* [Given task] Repeat, exactly and completely, the material that follows. Omit the pictures.

-------- Data listing

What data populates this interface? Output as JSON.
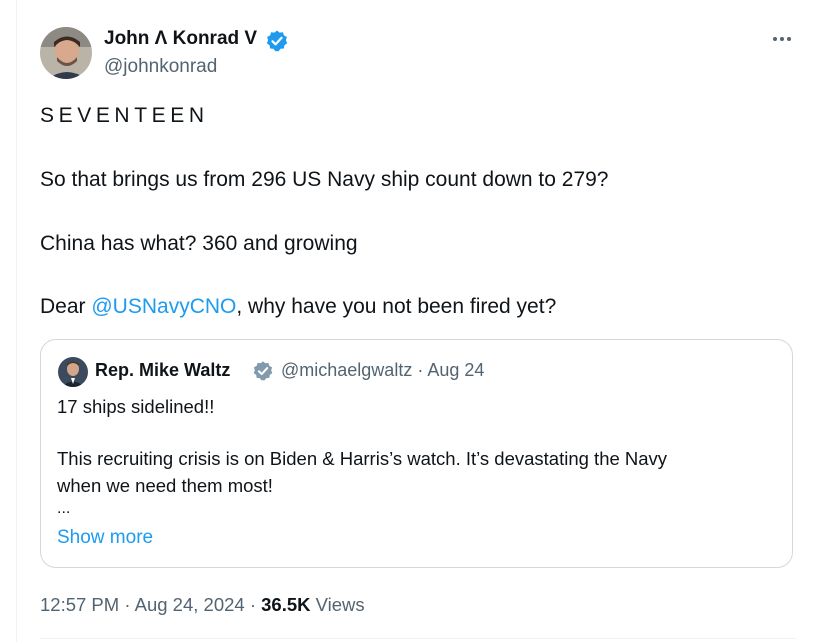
{
  "author": {
    "name": "John Λ Konrad V",
    "handle": "@johnkonrad",
    "verified_color": "#1d9bf0"
  },
  "tweet": {
    "lines": [
      "SEVENTEEN",
      "So that brings us from 296 US Navy ship count down to 279?",
      "China has what? 360 and growing"
    ],
    "last_prefix": "Dear ",
    "mention": "@USNavyCNO",
    "last_suffix": ", why have you not been fired yet?"
  },
  "quote": {
    "name": "Rep. Mike Waltz",
    "handle": "@michaelgwaltz",
    "separator": " · ",
    "date": "Aug 24",
    "badge_color": "#829aab",
    "lines": [
      "17 ships sidelined!!",
      "This recruiting crisis is on Biden & Harris’s watch. It’s devastating the Navy",
      "when we need them most!",
      "..."
    ],
    "show_more": "Show more"
  },
  "footer": {
    "time": "12:57 PM",
    "sep": " · ",
    "date": "Aug 24, 2024",
    "views_count": "36.5K",
    "views_label": "Views"
  },
  "icons": {
    "more": "more-horizontal-icon",
    "verified": "verified-badge-icon"
  }
}
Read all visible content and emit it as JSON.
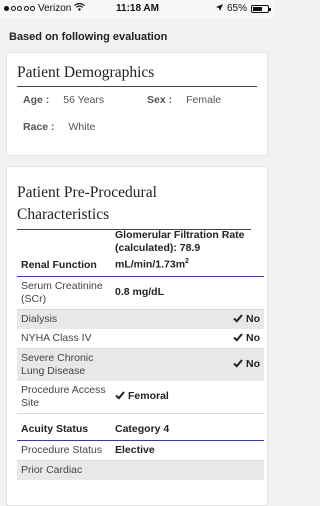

----------------

* [Reply to the task]
What data populates this interface? Output as JSON.
{
  "author": {
    "name": "John Λ Konrad V",
    "handle": "@johnkonrad",
    "verified_color": "#1d9bf0"
  },
  "tweet": {
    "lines": [
      "SEVENTEEN",
      "So that brings us from 296 US Navy ship count down to 279?",
      "China has what? 360 and growing"
    ],
    "last_prefix": "Dear ",
    "mention": "@USNavyCNO",
    "last_suffix": ", why have you not been fired yet?"
  },
  "quote": {
    "name": "Rep. Mike Waltz",
    "handle": "@michaelgwaltz",
    "separator": " · ",
    "date": "Aug 24",
    "badge_color": "#829aab",
    "lines": [
      "17 ships sidelined!!",
      "This recruiting crisis is on Biden & Harris’s watch. It’s devastating the Navy",
      "when we need them most!",
      "..."
    ],
    "show_more": "Show more"
  },
  "footer": {
    "time": "12:57 PM",
    "sep": " · ",
    "date": "Aug 24, 2024",
    "views_count": "36.5K",
    "views_label": "Views"
  },
  "icons": {
    "more": "more-horizontal-icon",
    "verified": "verified-badge-icon"
  }
}
Read all visible content and emit it as JSON.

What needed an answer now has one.